__Directive__: Please give the listing again in its entirety, exactly as written.

### Excerpted records ###

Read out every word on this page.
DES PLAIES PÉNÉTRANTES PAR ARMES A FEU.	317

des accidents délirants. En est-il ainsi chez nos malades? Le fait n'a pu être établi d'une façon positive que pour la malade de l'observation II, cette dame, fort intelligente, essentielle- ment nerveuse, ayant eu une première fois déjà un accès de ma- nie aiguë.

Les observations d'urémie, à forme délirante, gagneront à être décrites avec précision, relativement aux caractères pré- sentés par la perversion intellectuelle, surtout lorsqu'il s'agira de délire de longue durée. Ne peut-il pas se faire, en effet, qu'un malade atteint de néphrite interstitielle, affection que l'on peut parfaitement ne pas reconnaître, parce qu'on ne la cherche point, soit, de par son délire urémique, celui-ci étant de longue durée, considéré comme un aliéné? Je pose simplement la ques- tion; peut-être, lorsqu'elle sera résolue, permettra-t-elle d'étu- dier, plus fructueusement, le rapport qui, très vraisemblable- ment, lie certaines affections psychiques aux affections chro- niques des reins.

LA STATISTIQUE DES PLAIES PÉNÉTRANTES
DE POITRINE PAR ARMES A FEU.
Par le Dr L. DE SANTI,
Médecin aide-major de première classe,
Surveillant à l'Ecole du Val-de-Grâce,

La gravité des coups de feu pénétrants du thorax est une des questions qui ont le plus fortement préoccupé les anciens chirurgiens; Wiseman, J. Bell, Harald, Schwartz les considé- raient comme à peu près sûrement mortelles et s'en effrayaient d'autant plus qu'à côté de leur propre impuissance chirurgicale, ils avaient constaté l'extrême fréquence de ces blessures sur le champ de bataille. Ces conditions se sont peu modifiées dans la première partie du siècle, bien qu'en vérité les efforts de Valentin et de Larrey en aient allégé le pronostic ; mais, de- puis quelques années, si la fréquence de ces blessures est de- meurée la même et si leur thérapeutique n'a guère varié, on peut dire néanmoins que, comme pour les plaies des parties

###

__Exercise result__:
Read out every word on this page.
DES PLAIES PÉNÉTRANTES PAR ARMES A FEU.	317

des accidents délirants. En est-il ainsi chez nos malades? Le fait n'a pu être établi d'une façon positive que pour la malade de l'observation II, cette dame, fort intelligente, essentielle- ment nerveuse, ayant eu une première fois déjà un accès de ma- nie aiguë.

Les observations d'urémie, à forme délirante, gagneront à être décrites avec précision, relativement aux caractères pré- sentés par la perversion intellectuelle, surtout lorsqu'il s'agira de délire de longue durée. Ne peut-il pas se faire, en effet, qu'un malade atteint de néphrite interstitielle, affection que l'on peut parfaitement ne pas reconnaître, parce qu'on ne la cherche point, soit, de par son délire urémique, celui-ci étant de longue durée, considéré comme un aliéné? Je pose simplement la ques- tion; peut-être, lorsqu'elle sera résolue, permettra-t-elle d'étu- dier, plus fructueusement, le rapport qui, très vraisemblable- ment, lie certaines affections psychiques aux affections chro- niques des reins.

LA STATISTIQUE DES PLAIES PÉNÉTRANTES
DE POITRINE PAR ARMES A FEU.
Par le Dr L. DE SANTI,
Médecin aide-major de première classe,
Surveillant à l'Ecole du Val-de-Grâce,

La gravité des coups de feu pénétrants du thorax est une des questions qui ont le plus fortement préoccupé les anciens chirurgiens; Wiseman, J. Bell, Harald, Schwartz les considé- raient comme à peu près sûrement mortelles et s'en effrayaient d'autant plus qu'à côté de leur propre impuissance chirurgicale, ils avaient constaté l'extrême fréquence de ces blessures sur le champ de bataille. Ces conditions se sont peu modifiées dans la première partie du siècle, bien qu'en vérité les efforts de Valentin et de Larrey en aient allégé le pronostic ; mais, de- puis quelques années, si la fréquence de ces blessures est de- meurée la même et si leur thérapeutique n'a guère varié, on peut dire néanmoins que, comme pour les plaies des parties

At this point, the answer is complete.